▶ Exercise prompt:
Pick out each line in these entries that contains the string "国家技术监督局".

Collected data:
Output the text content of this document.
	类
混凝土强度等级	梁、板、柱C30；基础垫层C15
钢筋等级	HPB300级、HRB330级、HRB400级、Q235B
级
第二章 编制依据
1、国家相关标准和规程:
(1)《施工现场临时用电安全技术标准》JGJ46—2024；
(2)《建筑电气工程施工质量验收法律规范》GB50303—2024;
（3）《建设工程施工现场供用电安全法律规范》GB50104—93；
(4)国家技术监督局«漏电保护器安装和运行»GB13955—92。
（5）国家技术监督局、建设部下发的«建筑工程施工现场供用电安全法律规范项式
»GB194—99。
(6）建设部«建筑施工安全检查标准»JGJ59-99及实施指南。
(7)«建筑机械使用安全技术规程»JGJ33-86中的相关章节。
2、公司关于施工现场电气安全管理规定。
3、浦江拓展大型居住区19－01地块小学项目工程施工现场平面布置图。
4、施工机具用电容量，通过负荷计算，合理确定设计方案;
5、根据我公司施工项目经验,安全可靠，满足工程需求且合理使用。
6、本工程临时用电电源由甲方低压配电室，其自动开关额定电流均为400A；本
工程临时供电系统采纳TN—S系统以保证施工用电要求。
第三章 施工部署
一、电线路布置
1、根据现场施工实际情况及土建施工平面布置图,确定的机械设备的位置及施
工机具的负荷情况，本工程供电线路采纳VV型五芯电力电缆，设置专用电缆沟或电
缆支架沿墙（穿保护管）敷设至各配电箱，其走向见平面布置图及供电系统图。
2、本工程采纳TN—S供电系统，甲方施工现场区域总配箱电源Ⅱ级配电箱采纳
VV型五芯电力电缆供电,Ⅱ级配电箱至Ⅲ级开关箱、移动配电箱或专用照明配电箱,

▶ Correct answer:
(4)国家技术监督局«漏电保护器安装和运行»GB13955—92。
（5）国家技术监督局、建设部下发的«建筑工程施工现场供用电安全法律规范项式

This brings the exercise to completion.